▶ _YOUR GOAL_
Begin at the line that contains "Parse this screenshot: output" and quote each line exactly through the last one. Leave pictures out.

▶ _DATA_
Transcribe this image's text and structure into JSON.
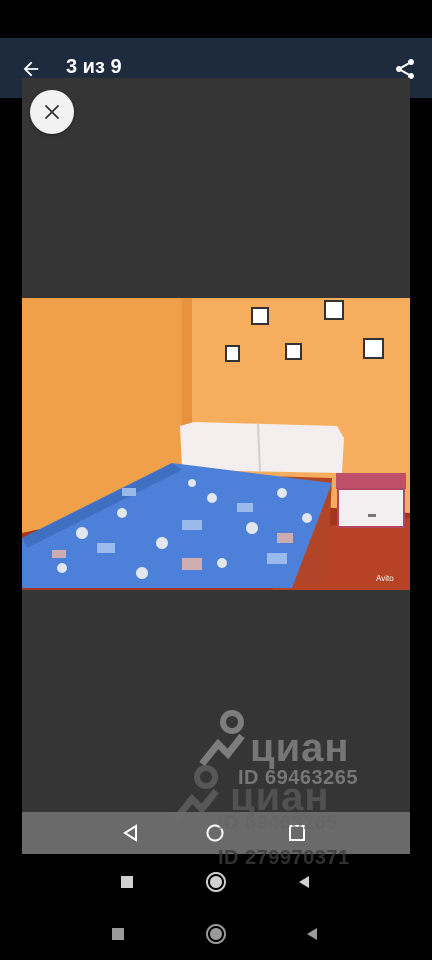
{
  "app_bar": {
    "counter_text": "3 из 9"
  },
  "watermark_primary": {
    "brand": "циан",
    "id_text": "ID 69463265"
  },
  "watermark_secondary": {
    "brand": "циан",
    "id_text": "ID 69463265"
  },
  "watermark_tertiary": {
    "id_text": "ID 279970371"
  },
  "icons": {
    "back": "arrow-left-icon",
    "share": "share-icon",
    "close": "close-icon",
    "nav_back": "triangle-back-icon",
    "nav_home": "circle-home-icon",
    "nav_recents": "square-recents-icon"
  },
  "colors": {
    "app_bar": "#1e2b3e",
    "viewer_bg": "#353535",
    "wall": "#f0a24c",
    "bedspread": "#4c7ed6"
  }
}
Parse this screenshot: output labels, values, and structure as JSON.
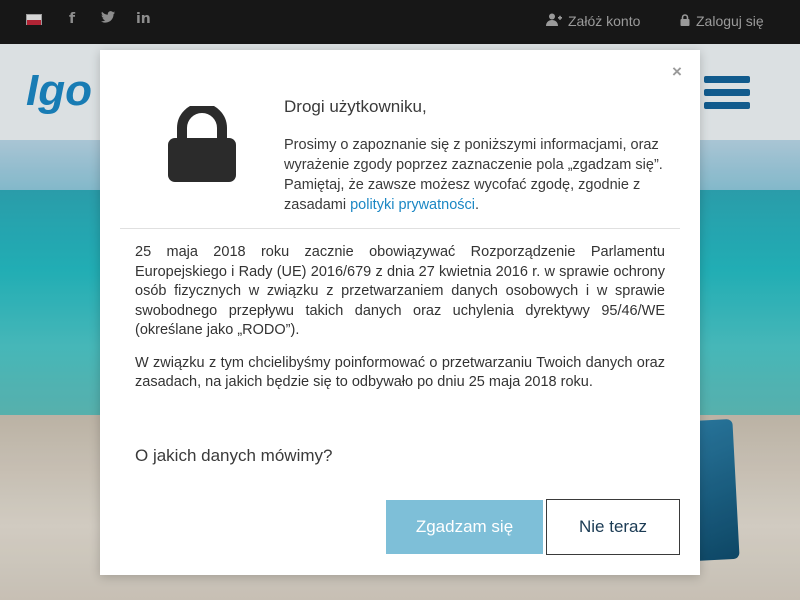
{
  "topbar": {
    "social": [
      "f",
      "t",
      "in"
    ],
    "register_label": "Załóż konto",
    "login_label": "Zaloguj się"
  },
  "background": {
    "logo_text": "Igo"
  },
  "modal": {
    "greeting": "Drogi użytkowniku,",
    "intro_text": "Prosimy o zapoznanie się z poniższymi informacjami, oraz wyrażenie zgody poprzez zaznaczenie pola „zgadzam się”. Pamiętaj, że zawsze możesz wycofać zgodę, zgodnie z zasadami ",
    "privacy_link": "polityki prywatności",
    "intro_end": ".",
    "paragraph1": "25 maja 2018 roku zacznie obowiązywać Rozporządzenie Parlamentu Europejskiego i Rady (UE) 2016/679 z dnia 27 kwietnia 2016 r. w sprawie ochrony osób fizycznych w związku z przetwarzaniem danych osobowych i w sprawie swobodnego przepływu takich danych oraz uchylenia dyrektywy 95/46/WE (określane jako „RODO”).",
    "paragraph2": "W związku z tym chcielibyśmy poinformować o przetwarzaniu Twoich danych oraz zasadach, na jakich będzie się to odbywało po dniu 25 maja 2018 roku.",
    "section_heading": "O jakich danych mówimy?",
    "agree_label": "Zgadzam się",
    "later_label": "Nie teraz",
    "close_symbol": "×"
  },
  "icons": {
    "lock": "lock-icon",
    "close": "close-icon",
    "user_plus": "user-plus-icon",
    "padlock_small": "lock-small-icon",
    "menu": "menu-icon"
  },
  "colors": {
    "accent": "#1b87c4",
    "agree_button": "#7ebfd8",
    "topbar": "#1a1a1a",
    "hamburger": "#13639a"
  }
}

▶ _RESULT_
Parse this screenshot: output labels, values, and structure as JSON.
{
  "topbar": {
    "social": [
      "f",
      "t",
      "in"
    ],
    "register_label": "Załóż konto",
    "login_label": "Zaloguj się"
  },
  "background": {
    "logo_text": "Igo"
  },
  "modal": {
    "greeting": "Drogi użytkowniku,",
    "intro_text": "Prosimy o zapoznanie się z poniższymi informacjami, oraz wyrażenie zgody poprzez zaznaczenie pola „zgadzam się”. Pamiętaj, że zawsze możesz wycofać zgodę, zgodnie z zasadami ",
    "privacy_link": "polityki prywatności",
    "intro_end": ".",
    "paragraph1": "25 maja 2018 roku zacznie obowiązywać Rozporządzenie Parlamentu Europejskiego i Rady (UE) 2016/679 z dnia 27 kwietnia 2016 r. w sprawie ochrony osób fizycznych w związku z przetwarzaniem danych osobowych i w sprawie swobodnego przepływu takich danych oraz uchylenia dyrektywy 95/46/WE (określane jako „RODO”).",
    "paragraph2": "W związku z tym chcielibyśmy poinformować o przetwarzaniu Twoich danych oraz zasadach, na jakich będzie się to odbywało po dniu 25 maja 2018 roku.",
    "section_heading": "O jakich danych mówimy?",
    "agree_label": "Zgadzam się",
    "later_label": "Nie teraz",
    "close_symbol": "×"
  },
  "icons": {
    "lock": "lock-icon",
    "close": "close-icon",
    "user_plus": "user-plus-icon",
    "padlock_small": "lock-small-icon",
    "menu": "menu-icon"
  },
  "colors": {
    "accent": "#1b87c4",
    "agree_button": "#7ebfd8",
    "topbar": "#1a1a1a",
    "hamburger": "#13639a"
  }
}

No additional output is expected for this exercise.